- Recorded data
· · · · ·

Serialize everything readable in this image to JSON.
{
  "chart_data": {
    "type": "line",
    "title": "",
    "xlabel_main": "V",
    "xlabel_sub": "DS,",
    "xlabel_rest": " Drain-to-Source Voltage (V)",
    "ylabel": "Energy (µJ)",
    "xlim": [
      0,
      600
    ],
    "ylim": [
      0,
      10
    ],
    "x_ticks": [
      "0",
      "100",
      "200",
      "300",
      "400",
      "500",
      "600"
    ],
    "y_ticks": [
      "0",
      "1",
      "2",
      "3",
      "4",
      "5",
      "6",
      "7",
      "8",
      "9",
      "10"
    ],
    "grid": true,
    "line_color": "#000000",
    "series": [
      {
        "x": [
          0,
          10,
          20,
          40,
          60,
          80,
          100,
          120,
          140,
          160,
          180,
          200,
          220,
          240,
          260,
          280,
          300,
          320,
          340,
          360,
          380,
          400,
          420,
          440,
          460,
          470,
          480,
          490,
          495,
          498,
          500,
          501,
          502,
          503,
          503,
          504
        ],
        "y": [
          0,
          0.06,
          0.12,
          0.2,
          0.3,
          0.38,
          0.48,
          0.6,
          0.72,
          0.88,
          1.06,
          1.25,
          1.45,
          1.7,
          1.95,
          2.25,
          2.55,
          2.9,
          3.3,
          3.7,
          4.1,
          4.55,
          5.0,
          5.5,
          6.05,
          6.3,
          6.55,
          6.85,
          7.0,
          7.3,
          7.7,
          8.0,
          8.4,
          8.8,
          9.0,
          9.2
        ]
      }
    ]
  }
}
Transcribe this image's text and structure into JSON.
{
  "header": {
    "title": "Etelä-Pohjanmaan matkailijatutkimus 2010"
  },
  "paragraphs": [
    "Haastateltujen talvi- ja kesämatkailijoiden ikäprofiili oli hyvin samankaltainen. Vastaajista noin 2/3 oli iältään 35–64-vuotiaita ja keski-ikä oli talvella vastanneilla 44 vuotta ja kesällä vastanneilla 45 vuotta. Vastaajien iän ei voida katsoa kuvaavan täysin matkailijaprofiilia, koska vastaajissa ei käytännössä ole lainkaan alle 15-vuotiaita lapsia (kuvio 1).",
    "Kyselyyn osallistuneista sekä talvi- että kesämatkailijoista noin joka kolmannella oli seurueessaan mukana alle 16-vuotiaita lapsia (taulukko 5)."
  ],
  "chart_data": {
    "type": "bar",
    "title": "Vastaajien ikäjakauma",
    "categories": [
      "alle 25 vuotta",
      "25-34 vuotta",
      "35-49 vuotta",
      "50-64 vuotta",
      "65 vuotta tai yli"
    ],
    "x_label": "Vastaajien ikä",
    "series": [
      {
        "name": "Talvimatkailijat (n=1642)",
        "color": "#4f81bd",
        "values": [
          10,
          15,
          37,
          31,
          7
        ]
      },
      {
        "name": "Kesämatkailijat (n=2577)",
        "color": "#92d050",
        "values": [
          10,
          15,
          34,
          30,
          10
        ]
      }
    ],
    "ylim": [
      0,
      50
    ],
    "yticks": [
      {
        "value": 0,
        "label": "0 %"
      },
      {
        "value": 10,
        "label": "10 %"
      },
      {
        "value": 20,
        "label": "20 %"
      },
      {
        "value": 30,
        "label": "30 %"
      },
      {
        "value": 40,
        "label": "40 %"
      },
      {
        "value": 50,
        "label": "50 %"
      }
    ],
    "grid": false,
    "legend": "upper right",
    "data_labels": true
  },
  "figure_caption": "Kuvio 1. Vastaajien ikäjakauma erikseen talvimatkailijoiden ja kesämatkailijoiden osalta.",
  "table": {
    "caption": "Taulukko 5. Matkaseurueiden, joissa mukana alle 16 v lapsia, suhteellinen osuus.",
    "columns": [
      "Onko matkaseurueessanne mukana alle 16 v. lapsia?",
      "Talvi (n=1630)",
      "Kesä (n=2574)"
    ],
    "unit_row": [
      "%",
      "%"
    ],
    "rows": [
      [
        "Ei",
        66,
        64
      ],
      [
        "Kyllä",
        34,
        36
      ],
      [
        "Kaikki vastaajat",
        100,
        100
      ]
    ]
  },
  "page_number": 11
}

· · · · ·

- TASK
Of the lines above, copy each that contains "JSON".

- OUTPUT OF THE EXERCISE
Serialize everything readable in this image to JSON.
Transcribe this image's text and structure into JSON.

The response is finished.